[YOUR INSTRUCTIONS]: Transcribe the lines below verbatim, skipping the images.

[SOURCE RECORDS]:
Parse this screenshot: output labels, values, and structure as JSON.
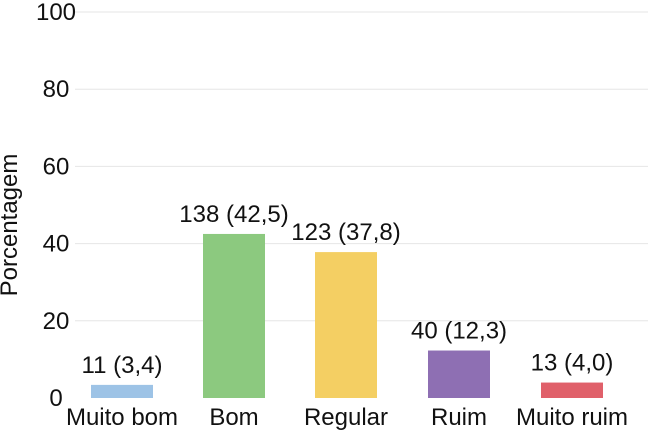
{
  "chart_data": {
    "type": "bar",
    "title": "",
    "xlabel": "",
    "ylabel": "Porcentagem",
    "ylim": [
      0,
      100
    ],
    "yticks": [
      0,
      20,
      40,
      60,
      80,
      100
    ],
    "grid": true,
    "legend": "none",
    "categories": [
      "Muito bom",
      "Bom",
      "Regular",
      "Ruim",
      "Muito ruim"
    ],
    "values": [
      3.4,
      42.5,
      37.8,
      12.3,
      4.0
    ],
    "data_labels": [
      "11 (3,4)",
      "138 (42,5)",
      "123 (37,8)",
      "40 (12,3)",
      "13 (4,0)"
    ],
    "colors": [
      "#9dc3e6",
      "#8cc97f",
      "#f4cf63",
      "#8e6fb3",
      "#e0606a"
    ]
  }
}
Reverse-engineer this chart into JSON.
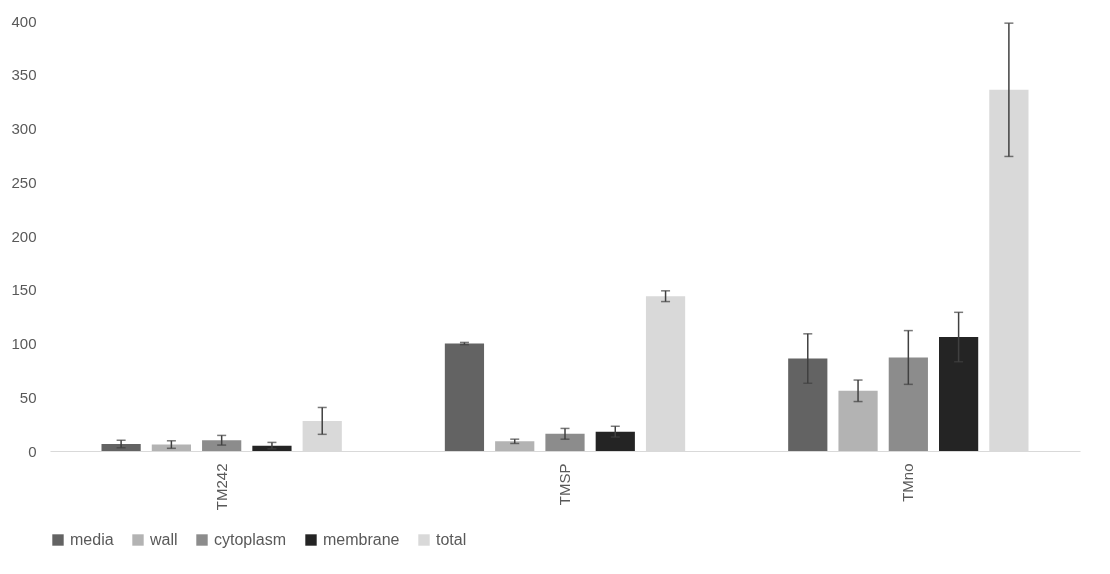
{
  "chart_data": {
    "type": "bar",
    "categories": [
      "TM242",
      "TMSP",
      "TMno"
    ],
    "series": [
      {
        "name": "media",
        "color": "#636363",
        "values": [
          6.5,
          100,
          86
        ],
        "errors": [
          3.5,
          1,
          23
        ]
      },
      {
        "name": "wall",
        "color": "#b3b3b3",
        "values": [
          6,
          9,
          56
        ],
        "errors": [
          3.5,
          2,
          10
        ]
      },
      {
        "name": "cytoplasm",
        "color": "#8c8c8c",
        "values": [
          10,
          16,
          87
        ],
        "errors": [
          4.5,
          5,
          25
        ]
      },
      {
        "name": "membrane",
        "color": "#242424",
        "values": [
          5,
          18,
          106
        ],
        "errors": [
          3,
          5,
          23
        ]
      },
      {
        "name": "total",
        "color": "#d9d9d9",
        "values": [
          28,
          144,
          336
        ],
        "errors": [
          12.5,
          5,
          62
        ]
      }
    ],
    "ylim": [
      0,
      400
    ],
    "yticks": [
      0,
      50,
      100,
      150,
      200,
      250,
      300,
      350,
      400
    ],
    "grid": false,
    "legend": "bottom"
  }
}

[PROBLEM SOLUTION]:
Parse this screenshot: output labels, values, and structure as JSON.
{
  "chart_data": {
    "type": "bar",
    "title": "",
    "xlabel": "",
    "ylabel": "Porcentagem",
    "ylim": [
      0,
      100
    ],
    "yticks": [
      0,
      20,
      40,
      60,
      80,
      100
    ],
    "grid": true,
    "legend": "none",
    "categories": [
      "Muito bom",
      "Bom",
      "Regular",
      "Ruim",
      "Muito ruim"
    ],
    "values": [
      3.4,
      42.5,
      37.8,
      12.3,
      4.0
    ],
    "data_labels": [
      "11 (3,4)",
      "138 (42,5)",
      "123 (37,8)",
      "40 (12,3)",
      "13 (4,0)"
    ],
    "colors": [
      "#9dc3e6",
      "#8cc97f",
      "#f4cf63",
      "#8e6fb3",
      "#e0606a"
    ]
  }
}
Reverse-engineer this chart into JSON.
{
  "chart_data": {
    "type": "bar",
    "categories": [
      "TM242",
      "TMSP",
      "TMno"
    ],
    "series": [
      {
        "name": "media",
        "color": "#636363",
        "values": [
          6.5,
          100,
          86
        ],
        "errors": [
          3.5,
          1,
          23
        ]
      },
      {
        "name": "wall",
        "color": "#b3b3b3",
        "values": [
          6,
          9,
          56
        ],
        "errors": [
          3.5,
          2,
          10
        ]
      },
      {
        "name": "cytoplasm",
        "color": "#8c8c8c",
        "values": [
          10,
          16,
          87
        ],
        "errors": [
          4.5,
          5,
          25
        ]
      },
      {
        "name": "membrane",
        "color": "#242424",
        "values": [
          5,
          18,
          106
        ],
        "errors": [
          3,
          5,
          23
        ]
      },
      {
        "name": "total",
        "color": "#d9d9d9",
        "values": [
          28,
          144,
          336
        ],
        "errors": [
          12.5,
          5,
          62
        ]
      }
    ],
    "ylim": [
      0,
      400
    ],
    "yticks": [
      0,
      50,
      100,
      150,
      200,
      250,
      300,
      350,
      400
    ],
    "grid": false,
    "legend": "bottom"
  }
}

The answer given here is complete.